Text block:
↓
Stay up to date with notifications from The Independent

Notifications can be managed in browser preferences.

Seven members of a French family kidnapped in Cameroon

 

Kim Sengupta
Tuesday 19 February 2013 19:11 GMT
Comments
The French family was seized at about 7am local time at a village near the Waza National Park, where the family were reported to have visited on Monday
The French family was seized at about 7am local time at a village near the Waza National Park, where the family were reported to have visited on Monday (Getty Images)

Seven members of a French family, three of them children, have been abducted in Cameroon three days after seven other foreigners were taken away at gunpoint in neighbouring Nigeria, raising fears that Islamist militants have started a campaign of capturing Western hostages in the region.

The attacks come as French forces are engaged in fighting jihadists in Mali, with other western European troops, including British, due to join the mission.

The group kidnapped in Nigeria, one of whom is a UK citizen, are believed to be held by Ansaru, a breakaway faction of the Islamist Boko Haram organisation.

The French president, Francois Hollande, confirmed that the captives in Cameroon “have been taken by a terrorist group that we know and that is in Nigeria. I see the hand of Boko Haram in that part of Cameroon. France is in Mali, and it will continue until its mission is completed," he said.

The French family were seized at around 7am local time at a village near the Waza national park and Lake Chad, a popular tourist destination. Local people say armed men on motorbikes carried out the attack and then headed towards the Nigerian border nearby. This was the first time foreigners had been abducted in Cameroon, and illustrates the porous nature of frontier controls in some parts of the Sahel.

Both Boko Haram and Ansaru have links with al-Qa’ida in the Maghreb (AQAM), which is currently holding eight other French hostages. The group was active in Mali before being driven out recently and its members took part in last month’s assault on an Algerian gas complex.
↑
Problem set:
**1)** In the news report about the French family kidnapped in Cameroon, how did the armed men who took the family travel?
**2)** Pick up the news report about the French family kidnapped in Cameroon after its last sentence and write the next few paragraphs.

Data segment:
↓
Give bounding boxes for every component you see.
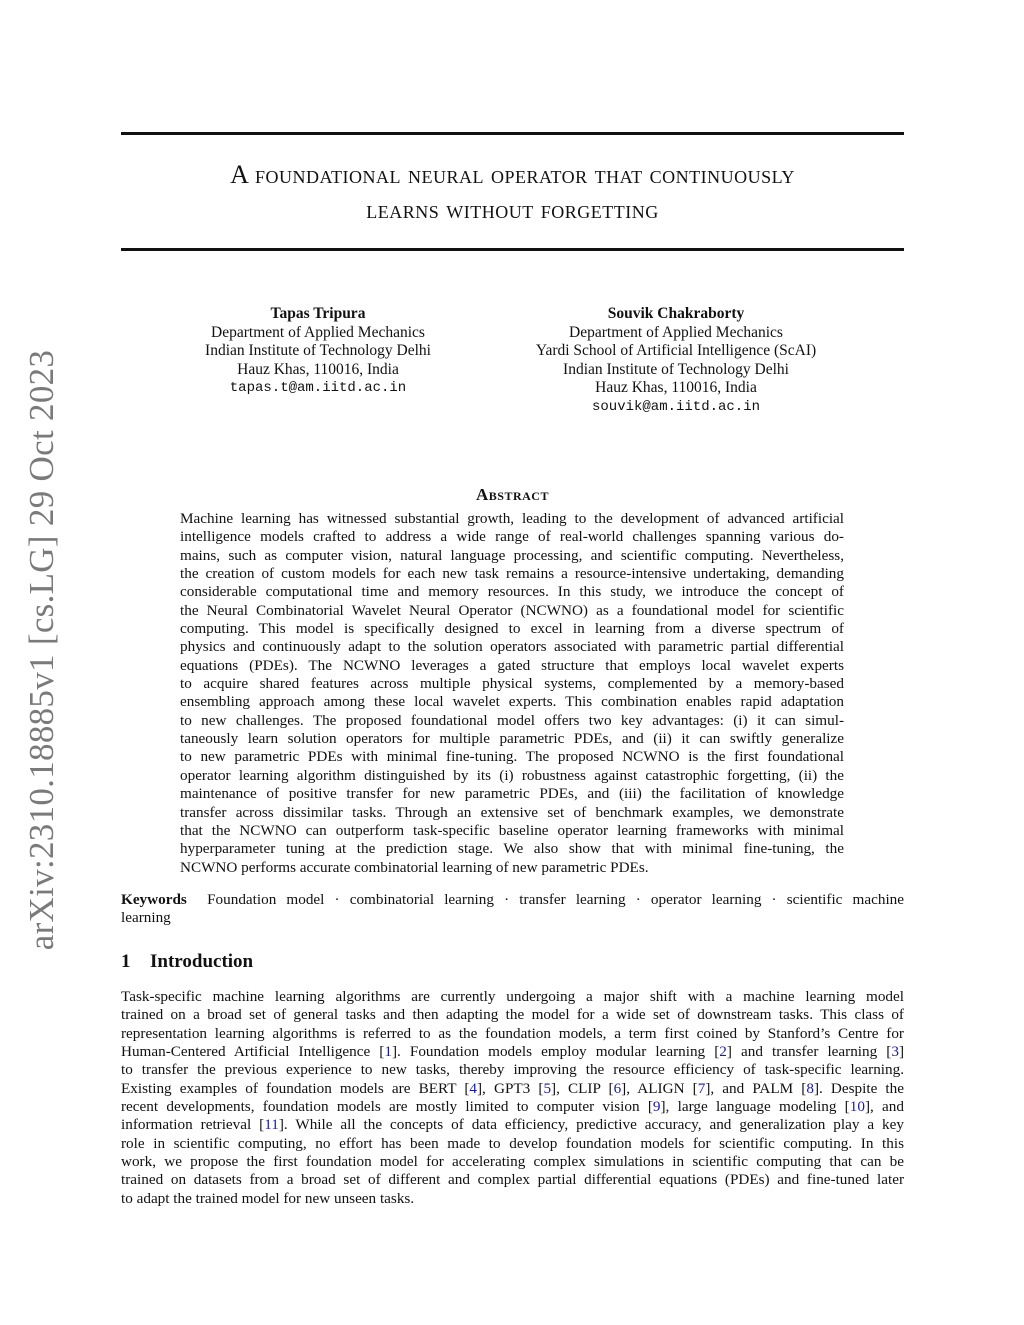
↑
The answers:
**1)** On motorbikes.

**2)**
The hostages are a complicating factor for the West in its latest front against international jihad in West Africa amid evidence that the jihadist groups are co-ordinating their activities. The French operations in Mali were preceded by an attempt to rescue a hostage being held in Somalia. It failed with the Islamist Al-Shabaab organisation announcing that it has executed the prisoner, Dennis Alex.

An Ansaru statement said its actions in revenge for "the transgression and atrocities done to the religion of Allah by the European countries in many places, such as Afghanistan and Mali." On Sunday it’s gunmen snatched foreign workers - Italian, British, Greek and Lebanese - from the compound of the construction company Setraco in northern Nigeria. The group is also holding a French national, named as Francois Colump, who was seized in the northern state of Katsina.

Robert Emerson, a security analyst specialising in counter-insurgency, said “ This is a pretty low risk, high return tactic for the militant groups.. There is a lot of uncertainty in the West about the way the Mali intervention will pan out and Francois Hollande, and now that he has joined him, David Cameron, will face a lot of awkward questions if hostages start getting killed.”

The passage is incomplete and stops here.